■ DESCRIPTION OF THE TASK:
Search the material below for the word "this" and copy every line in which it occurs.

■ SUPPLIED MATERIAL:
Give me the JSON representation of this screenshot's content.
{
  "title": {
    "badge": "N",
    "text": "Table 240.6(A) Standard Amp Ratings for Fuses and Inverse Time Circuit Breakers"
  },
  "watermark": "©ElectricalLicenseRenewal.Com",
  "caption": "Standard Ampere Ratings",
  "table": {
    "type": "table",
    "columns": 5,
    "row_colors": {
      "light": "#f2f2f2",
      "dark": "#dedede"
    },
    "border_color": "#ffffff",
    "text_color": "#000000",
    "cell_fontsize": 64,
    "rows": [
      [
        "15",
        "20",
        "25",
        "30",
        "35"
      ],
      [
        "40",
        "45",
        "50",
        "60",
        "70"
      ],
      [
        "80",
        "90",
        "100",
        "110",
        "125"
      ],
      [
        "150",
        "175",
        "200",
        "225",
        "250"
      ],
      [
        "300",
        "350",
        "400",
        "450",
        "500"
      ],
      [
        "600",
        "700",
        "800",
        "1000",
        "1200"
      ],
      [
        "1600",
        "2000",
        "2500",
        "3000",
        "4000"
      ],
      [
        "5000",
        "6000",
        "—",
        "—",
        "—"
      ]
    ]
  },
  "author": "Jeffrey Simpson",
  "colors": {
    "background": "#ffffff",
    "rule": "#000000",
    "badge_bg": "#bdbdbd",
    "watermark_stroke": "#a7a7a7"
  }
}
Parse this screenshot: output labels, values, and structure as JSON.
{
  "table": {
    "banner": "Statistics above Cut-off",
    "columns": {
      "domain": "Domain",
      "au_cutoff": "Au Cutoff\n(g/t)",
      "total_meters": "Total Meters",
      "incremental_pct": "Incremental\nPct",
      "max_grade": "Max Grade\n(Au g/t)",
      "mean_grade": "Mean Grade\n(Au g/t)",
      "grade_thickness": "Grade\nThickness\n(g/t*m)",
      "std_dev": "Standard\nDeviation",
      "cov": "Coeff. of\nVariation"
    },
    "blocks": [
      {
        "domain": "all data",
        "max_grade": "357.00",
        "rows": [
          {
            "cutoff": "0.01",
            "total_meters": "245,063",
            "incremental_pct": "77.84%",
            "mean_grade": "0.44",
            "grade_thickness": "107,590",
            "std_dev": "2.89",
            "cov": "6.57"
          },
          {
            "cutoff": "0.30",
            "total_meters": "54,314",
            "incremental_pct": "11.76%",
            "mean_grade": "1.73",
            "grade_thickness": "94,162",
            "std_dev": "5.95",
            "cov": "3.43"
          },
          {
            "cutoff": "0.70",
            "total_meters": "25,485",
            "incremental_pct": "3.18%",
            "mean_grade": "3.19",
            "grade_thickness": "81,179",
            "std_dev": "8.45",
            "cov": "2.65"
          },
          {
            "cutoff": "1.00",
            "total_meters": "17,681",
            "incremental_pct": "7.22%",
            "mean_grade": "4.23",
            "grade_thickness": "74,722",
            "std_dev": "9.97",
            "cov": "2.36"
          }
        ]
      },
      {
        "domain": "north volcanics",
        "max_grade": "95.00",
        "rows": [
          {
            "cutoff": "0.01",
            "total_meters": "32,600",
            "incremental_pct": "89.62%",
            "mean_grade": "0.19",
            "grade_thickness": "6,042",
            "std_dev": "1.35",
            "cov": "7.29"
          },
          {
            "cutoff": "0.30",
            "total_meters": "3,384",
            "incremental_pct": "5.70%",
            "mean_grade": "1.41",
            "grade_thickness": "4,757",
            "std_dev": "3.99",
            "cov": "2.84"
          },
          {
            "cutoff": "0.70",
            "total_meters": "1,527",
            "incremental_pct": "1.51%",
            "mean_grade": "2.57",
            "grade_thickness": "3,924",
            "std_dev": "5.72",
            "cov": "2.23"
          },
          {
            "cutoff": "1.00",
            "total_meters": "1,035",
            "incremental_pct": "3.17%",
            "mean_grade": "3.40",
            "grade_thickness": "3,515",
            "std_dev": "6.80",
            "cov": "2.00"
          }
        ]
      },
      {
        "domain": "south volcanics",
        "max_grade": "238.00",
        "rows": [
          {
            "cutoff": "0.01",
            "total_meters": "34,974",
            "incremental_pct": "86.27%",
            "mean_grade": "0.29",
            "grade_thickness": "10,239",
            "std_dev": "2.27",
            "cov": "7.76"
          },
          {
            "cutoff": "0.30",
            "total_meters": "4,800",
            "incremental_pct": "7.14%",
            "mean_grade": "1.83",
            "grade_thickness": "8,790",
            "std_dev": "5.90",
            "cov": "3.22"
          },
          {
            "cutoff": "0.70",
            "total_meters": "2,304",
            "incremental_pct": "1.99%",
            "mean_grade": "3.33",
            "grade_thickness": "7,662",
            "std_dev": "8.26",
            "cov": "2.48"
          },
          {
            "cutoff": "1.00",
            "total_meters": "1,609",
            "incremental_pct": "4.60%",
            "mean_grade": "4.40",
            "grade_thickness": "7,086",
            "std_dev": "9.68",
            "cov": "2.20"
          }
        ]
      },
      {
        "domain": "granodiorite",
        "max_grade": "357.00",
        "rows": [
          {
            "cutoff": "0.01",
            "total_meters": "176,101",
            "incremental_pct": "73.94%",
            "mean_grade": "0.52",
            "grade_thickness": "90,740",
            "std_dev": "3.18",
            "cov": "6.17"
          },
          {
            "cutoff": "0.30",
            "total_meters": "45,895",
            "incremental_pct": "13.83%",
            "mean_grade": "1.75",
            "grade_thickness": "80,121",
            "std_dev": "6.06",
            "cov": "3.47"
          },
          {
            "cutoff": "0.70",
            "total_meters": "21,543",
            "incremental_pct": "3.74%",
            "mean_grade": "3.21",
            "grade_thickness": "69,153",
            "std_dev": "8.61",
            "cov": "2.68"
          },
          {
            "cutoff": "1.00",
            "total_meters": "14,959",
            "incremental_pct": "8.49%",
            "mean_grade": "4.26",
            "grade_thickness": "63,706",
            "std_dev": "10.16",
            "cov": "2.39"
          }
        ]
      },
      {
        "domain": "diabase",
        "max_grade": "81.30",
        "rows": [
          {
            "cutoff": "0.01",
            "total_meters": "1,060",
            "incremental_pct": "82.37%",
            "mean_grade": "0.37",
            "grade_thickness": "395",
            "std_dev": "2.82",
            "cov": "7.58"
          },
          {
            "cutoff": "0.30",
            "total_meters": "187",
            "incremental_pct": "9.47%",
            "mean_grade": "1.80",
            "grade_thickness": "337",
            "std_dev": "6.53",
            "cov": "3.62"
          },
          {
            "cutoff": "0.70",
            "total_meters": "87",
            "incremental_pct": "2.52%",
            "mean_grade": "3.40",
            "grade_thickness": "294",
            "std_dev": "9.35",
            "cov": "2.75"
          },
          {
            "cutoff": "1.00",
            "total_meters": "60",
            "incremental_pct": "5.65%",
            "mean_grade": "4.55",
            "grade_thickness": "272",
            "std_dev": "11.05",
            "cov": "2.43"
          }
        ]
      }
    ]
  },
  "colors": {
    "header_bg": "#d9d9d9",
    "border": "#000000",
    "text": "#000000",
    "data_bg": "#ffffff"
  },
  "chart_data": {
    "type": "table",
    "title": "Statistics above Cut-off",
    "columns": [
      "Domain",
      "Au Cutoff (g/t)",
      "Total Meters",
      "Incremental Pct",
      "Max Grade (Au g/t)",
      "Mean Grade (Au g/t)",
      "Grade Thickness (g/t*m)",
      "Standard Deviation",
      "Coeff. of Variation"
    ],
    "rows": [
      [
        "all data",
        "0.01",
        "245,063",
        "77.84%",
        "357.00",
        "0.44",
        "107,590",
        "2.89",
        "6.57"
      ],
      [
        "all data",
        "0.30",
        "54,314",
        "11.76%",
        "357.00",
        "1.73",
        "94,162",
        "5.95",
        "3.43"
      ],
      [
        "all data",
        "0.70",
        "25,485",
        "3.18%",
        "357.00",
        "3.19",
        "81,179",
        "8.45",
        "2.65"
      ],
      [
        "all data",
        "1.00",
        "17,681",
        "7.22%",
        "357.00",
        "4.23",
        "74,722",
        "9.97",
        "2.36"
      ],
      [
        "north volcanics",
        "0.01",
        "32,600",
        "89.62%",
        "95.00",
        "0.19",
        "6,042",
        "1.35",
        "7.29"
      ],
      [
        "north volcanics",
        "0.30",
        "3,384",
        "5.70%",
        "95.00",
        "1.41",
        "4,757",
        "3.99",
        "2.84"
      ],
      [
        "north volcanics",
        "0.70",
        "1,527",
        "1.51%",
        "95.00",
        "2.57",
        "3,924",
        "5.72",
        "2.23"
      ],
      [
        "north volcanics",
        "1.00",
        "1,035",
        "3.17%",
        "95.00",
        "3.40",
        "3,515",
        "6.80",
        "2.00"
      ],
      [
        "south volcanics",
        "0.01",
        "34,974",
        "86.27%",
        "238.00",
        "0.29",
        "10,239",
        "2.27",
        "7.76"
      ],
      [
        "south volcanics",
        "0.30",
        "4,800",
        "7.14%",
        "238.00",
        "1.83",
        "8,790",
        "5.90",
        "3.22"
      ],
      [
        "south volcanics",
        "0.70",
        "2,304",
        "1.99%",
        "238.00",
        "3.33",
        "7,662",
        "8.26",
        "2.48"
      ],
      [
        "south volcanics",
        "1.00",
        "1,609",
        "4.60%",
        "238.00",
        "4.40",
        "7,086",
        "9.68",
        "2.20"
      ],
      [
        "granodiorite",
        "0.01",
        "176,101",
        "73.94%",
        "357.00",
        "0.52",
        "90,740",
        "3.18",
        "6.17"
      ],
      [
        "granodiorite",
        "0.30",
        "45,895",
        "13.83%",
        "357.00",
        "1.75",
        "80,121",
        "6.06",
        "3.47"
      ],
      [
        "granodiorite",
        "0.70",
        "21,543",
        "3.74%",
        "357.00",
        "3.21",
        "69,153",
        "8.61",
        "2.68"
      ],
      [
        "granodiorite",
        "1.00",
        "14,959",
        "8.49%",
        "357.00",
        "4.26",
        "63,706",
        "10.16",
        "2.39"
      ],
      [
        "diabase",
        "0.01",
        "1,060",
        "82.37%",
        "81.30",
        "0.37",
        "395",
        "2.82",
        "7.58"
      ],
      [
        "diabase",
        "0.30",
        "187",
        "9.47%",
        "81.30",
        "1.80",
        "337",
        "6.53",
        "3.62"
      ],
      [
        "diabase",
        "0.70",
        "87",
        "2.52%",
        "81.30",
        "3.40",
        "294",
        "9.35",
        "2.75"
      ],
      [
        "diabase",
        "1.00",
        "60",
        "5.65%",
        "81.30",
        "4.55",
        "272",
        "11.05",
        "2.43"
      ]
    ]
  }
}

■ WRITTEN SOLUTION:
Give me the JSON representation of this screenshot's content.
Parse this screenshot: output labels, values, and structure as JSON.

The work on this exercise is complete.